-- begin DATASET EXTRACT --

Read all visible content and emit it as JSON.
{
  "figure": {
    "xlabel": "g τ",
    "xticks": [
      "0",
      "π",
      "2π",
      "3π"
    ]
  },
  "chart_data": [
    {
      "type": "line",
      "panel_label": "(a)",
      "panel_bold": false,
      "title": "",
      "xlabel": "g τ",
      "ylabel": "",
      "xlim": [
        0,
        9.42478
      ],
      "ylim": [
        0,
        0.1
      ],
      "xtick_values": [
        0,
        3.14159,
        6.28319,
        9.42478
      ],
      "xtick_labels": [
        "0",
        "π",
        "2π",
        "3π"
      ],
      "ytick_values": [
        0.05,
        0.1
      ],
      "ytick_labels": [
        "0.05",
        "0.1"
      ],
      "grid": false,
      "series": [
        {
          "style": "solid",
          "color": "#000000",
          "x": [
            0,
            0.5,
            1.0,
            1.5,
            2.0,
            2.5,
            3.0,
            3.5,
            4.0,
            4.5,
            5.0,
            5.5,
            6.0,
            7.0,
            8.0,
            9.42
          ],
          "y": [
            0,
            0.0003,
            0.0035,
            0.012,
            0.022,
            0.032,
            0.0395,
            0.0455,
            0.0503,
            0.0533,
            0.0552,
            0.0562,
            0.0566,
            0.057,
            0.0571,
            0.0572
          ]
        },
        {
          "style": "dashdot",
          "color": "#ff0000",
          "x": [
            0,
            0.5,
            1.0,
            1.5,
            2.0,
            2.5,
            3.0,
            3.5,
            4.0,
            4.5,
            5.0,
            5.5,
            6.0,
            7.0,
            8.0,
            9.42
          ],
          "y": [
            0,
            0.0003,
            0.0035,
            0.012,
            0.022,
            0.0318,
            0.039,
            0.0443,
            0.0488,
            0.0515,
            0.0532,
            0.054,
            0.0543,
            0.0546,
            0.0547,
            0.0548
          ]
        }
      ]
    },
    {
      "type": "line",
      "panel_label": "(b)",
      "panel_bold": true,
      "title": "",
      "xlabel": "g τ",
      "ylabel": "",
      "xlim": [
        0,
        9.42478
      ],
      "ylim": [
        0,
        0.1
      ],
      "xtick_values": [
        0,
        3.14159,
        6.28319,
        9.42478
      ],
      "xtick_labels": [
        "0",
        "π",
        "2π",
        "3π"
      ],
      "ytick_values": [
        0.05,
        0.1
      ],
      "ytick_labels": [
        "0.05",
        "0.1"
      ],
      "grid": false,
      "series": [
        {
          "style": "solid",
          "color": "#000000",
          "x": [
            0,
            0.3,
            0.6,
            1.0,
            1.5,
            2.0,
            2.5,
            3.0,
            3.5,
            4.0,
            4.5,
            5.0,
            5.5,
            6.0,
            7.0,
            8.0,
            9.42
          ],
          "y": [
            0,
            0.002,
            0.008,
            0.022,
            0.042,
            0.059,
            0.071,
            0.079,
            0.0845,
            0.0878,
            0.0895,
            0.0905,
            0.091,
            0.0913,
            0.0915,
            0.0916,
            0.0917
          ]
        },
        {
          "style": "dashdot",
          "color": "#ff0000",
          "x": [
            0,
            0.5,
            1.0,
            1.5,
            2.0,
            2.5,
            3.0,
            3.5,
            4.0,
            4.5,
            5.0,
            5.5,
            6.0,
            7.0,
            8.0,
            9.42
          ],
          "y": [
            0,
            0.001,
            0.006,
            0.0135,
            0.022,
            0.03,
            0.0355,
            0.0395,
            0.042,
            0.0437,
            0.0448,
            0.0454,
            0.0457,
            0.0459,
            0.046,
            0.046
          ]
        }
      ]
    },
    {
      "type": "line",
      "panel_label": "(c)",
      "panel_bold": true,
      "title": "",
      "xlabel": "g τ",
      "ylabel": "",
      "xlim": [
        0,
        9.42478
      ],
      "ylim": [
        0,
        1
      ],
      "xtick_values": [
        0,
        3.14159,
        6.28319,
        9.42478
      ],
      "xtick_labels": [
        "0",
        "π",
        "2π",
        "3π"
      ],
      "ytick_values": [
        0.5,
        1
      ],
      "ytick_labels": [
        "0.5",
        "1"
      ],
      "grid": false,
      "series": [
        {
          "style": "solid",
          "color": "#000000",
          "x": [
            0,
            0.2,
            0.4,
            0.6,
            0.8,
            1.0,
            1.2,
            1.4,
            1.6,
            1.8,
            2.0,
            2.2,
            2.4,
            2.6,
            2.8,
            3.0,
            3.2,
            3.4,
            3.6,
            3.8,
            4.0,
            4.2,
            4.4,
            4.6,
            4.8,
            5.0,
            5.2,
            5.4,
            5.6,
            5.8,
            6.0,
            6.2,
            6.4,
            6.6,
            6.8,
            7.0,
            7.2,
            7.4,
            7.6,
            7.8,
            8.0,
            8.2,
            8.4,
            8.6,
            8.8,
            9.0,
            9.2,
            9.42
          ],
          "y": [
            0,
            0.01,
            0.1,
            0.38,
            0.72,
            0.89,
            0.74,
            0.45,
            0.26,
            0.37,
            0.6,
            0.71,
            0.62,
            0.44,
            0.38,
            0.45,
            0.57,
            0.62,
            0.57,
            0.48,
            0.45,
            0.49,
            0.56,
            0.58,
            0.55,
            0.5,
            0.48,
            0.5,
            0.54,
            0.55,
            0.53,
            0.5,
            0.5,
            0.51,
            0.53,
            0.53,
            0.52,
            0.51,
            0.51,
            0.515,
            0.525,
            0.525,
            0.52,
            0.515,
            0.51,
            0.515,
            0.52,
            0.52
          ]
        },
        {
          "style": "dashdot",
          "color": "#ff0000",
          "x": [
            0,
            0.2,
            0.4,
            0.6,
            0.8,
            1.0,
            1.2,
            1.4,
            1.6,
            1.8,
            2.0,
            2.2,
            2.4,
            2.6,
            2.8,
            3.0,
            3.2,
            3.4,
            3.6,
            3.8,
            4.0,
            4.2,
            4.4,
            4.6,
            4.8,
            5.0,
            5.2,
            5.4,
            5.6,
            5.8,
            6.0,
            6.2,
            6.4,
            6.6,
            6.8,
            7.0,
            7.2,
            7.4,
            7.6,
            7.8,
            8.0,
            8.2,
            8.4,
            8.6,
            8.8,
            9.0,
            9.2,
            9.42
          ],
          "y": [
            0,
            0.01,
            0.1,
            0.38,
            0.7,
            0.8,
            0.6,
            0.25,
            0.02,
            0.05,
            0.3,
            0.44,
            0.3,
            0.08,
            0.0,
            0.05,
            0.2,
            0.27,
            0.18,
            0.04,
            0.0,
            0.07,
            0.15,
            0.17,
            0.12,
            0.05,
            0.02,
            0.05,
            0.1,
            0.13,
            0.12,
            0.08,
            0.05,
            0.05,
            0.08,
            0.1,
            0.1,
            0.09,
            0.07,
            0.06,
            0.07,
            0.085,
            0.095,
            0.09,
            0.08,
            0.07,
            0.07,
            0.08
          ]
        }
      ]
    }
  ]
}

-- end DATASET EXTRACT --

» **WHAT TO PRODUCE**: From the first line to the last, please quote the material above exactly.

» **ANSWER TO THE TASK**:
Read all visible content and emit it as JSON.
{
  "figure": {
    "xlabel": "g τ",
    "xticks": [
      "0",
      "π",
      "2π",
      "3π"
    ]
  },
  "chart_data": [
    {
      "type": "line",
      "panel_label": "(a)",
      "panel_bold": false,
      "title": "",
      "xlabel": "g τ",
      "ylabel": "",
      "xlim": [
        0,
        9.42478
      ],
      "ylim": [
        0,
        0.1
      ],
      "xtick_values": [
        0,
        3.14159,
        6.28319,
        9.42478
      ],
      "xtick_labels": [
        "0",
        "π",
        "2π",
        "3π"
      ],
      "ytick_values": [
        0.05,
        0.1
      ],
      "ytick_labels": [
        "0.05",
        "0.1"
      ],
      "grid": false,
      "series": [
        {
          "style": "solid",
          "color": "#000000",
          "x": [
            0,
            0.5,
            1.0,
            1.5,
            2.0,
            2.5,
            3.0,
            3.5,
            4.0,
            4.5,
            5.0,
            5.5,
            6.0,
            7.0,
            8.0,
            9.42
          ],
          "y": [
            0,
            0.0003,
            0.0035,
            0.012,
            0.022,
            0.032,
            0.0395,
            0.0455,
            0.0503,
            0.0533,
            0.0552,
            0.0562,
            0.0566,
            0.057,
            0.0571,
            0.0572
          ]
        },
        {
          "style": "dashdot",
          "color": "#ff0000",
          "x": [
            0,
            0.5,
            1.0,
            1.5,
            2.0,
            2.5,
            3.0,
            3.5,
            4.0,
            4.5,
            5.0,
            5.5,
            6.0,
            7.0,
            8.0,
            9.42
          ],
          "y": [
            0,
            0.0003,
            0.0035,
            0.012,
            0.022,
            0.0318,
            0.039,
            0.0443,
            0.0488,
            0.0515,
            0.0532,
            0.054,
            0.0543,
            0.0546,
            0.0547,
            0.0548
          ]
        }
      ]
    },
    {
      "type": "line",
      "panel_label": "(b)",
      "panel_bold": true,
      "title": "",
      "xlabel": "g τ",
      "ylabel": "",
      "xlim": [
        0,
        9.42478
      ],
      "ylim": [
        0,
        0.1
      ],
      "xtick_values": [
        0,
        3.14159,
        6.28319,
        9.42478
      ],
      "xtick_labels": [
        "0",
        "π",
        "2π",
        "3π"
      ],
      "ytick_values": [
        0.05,
        0.1
      ],
      "ytick_labels": [
        "0.05",
        "0.1"
      ],
      "grid": false,
      "series": [
        {
          "style": "solid",
          "color": "#000000",
          "x": [
            0,
            0.3,
            0.6,
            1.0,
            1.5,
            2.0,
            2.5,
            3.0,
            3.5,
            4.0,
            4.5,
            5.0,
            5.5,
            6.0,
            7.0,
            8.0,
            9.42
          ],
          "y": [
            0,
            0.002,
            0.008,
            0.022,
            0.042,
            0.059,
            0.071,
            0.079,
            0.0845,
            0.0878,
            0.0895,
            0.0905,
            0.091,
            0.0913,
            0.0915,
            0.0916,
            0.0917
          ]
        },
        {
          "style": "dashdot",
          "color": "#ff0000",
          "x": [
            0,
            0.5,
            1.0,
            1.5,
            2.0,
            2.5,
            3.0,
            3.5,
            4.0,
            4.5,
            5.0,
            5.5,
            6.0,
            7.0,
            8.0,
            9.42
          ],
          "y": [
            0,
            0.001,
            0.006,
            0.0135,
            0.022,
            0.03,
            0.0355,
            0.0395,
            0.042,
            0.0437,
            0.0448,
            0.0454,
            0.0457,
            0.0459,
            0.046,
            0.046
          ]
        }
      ]
    },
    {
      "type": "line",
      "panel_label": "(c)",
      "panel_bold": true,
      "title": "",
      "xlabel": "g τ",
      "ylabel": "",
      "xlim": [
        0,
        9.42478
      ],
      "ylim": [
        0,
        1
      ],
      "xtick_values": [
        0,
        3.14159,
        6.28319,
        9.42478
      ],
      "xtick_labels": [
        "0",
        "π",
        "2π",
        "3π"
      ],
      "ytick_values": [
        0.5,
        1
      ],
      "ytick_labels": [
        "0.5",
        "1"
      ],
      "grid": false,
      "series": [
        {
          "style": "solid",
          "color": "#000000",
          "x": [
            0,
            0.2,
            0.4,
            0.6,
            0.8,
            1.0,
            1.2,
            1.4,
            1.6,
            1.8,
            2.0,
            2.2,
            2.4,
            2.6,
            2.8,
            3.0,
            3.2,
            3.4,
            3.6,
            3.8,
            4.0,
            4.2,
            4.4,
            4.6,
            4.8,
            5.0,
            5.2,
            5.4,
            5.6,
            5.8,
            6.0,
            6.2,
            6.4,
            6.6,
            6.8,
            7.0,
            7.2,
            7.4,
            7.6,
            7.8,
            8.0,
            8.2,
            8.4,
            8.6,
            8.8,
            9.0,
            9.2,
            9.42
          ],
          "y": [
            0,
            0.01,
            0.1,
            0.38,
            0.72,
            0.89,
            0.74,
            0.45,
            0.26,
            0.37,
            0.6,
            0.71,
            0.62,
            0.44,
            0.38,
            0.45,
            0.57,
            0.62,
            0.57,
            0.48,
            0.45,
            0.49,
            0.56,
            0.58,
            0.55,
            0.5,
            0.48,
            0.5,
            0.54,
            0.55,
            0.53,
            0.5,
            0.5,
            0.51,
            0.53,
            0.53,
            0.52,
            0.51,
            0.51,
            0.515,
            0.525,
            0.525,
            0.52,
            0.515,
            0.51,
            0.515,
            0.52,
            0.52
          ]
        },
        {
          "style": "dashdot",
          "color": "#ff0000",
          "x": [
            0,
            0.2,
            0.4,
            0.6,
            0.8,
            1.0,
            1.2,
            1.4,
            1.6,
            1.8,
            2.0,
            2.2,
            2.4,
            2.6,
            2.8,
            3.0,
            3.2,
            3.4,
            3.6,
            3.8,
            4.0,
            4.2,
            4.4,
            4.6,
            4.8,
            5.0,
            5.2,
            5.4,
            5.6,
            5.8,
            6.0,
            6.2,
            6.4,
            6.6,
            6.8,
            7.0,
            7.2,
            7.4,
            7.6,
            7.8,
            8.0,
            8.2,
            8.4,
            8.6,
            8.8,
            9.0,
            9.2,
            9.42
          ],
          "y": [
            0,
            0.01,
            0.1,
            0.38,
            0.7,
            0.8,
            0.6,
            0.25,
            0.02,
            0.05,
            0.3,
            0.44,
            0.3,
            0.08,
            0.0,
            0.05,
            0.2,
            0.27,
            0.18,
            0.04,
            0.0,
            0.07,
            0.15,
            0.17,
            0.12,
            0.05,
            0.02,
            0.05,
            0.1,
            0.13,
            0.12,
            0.08,
            0.05,
            0.05,
            0.08,
            0.1,
            0.1,
            0.09,
            0.07,
            0.06,
            0.07,
            0.085,
            0.095,
            0.09,
            0.08,
            0.07,
            0.07,
            0.08
          ]
        }
      ]
    }
  ]
}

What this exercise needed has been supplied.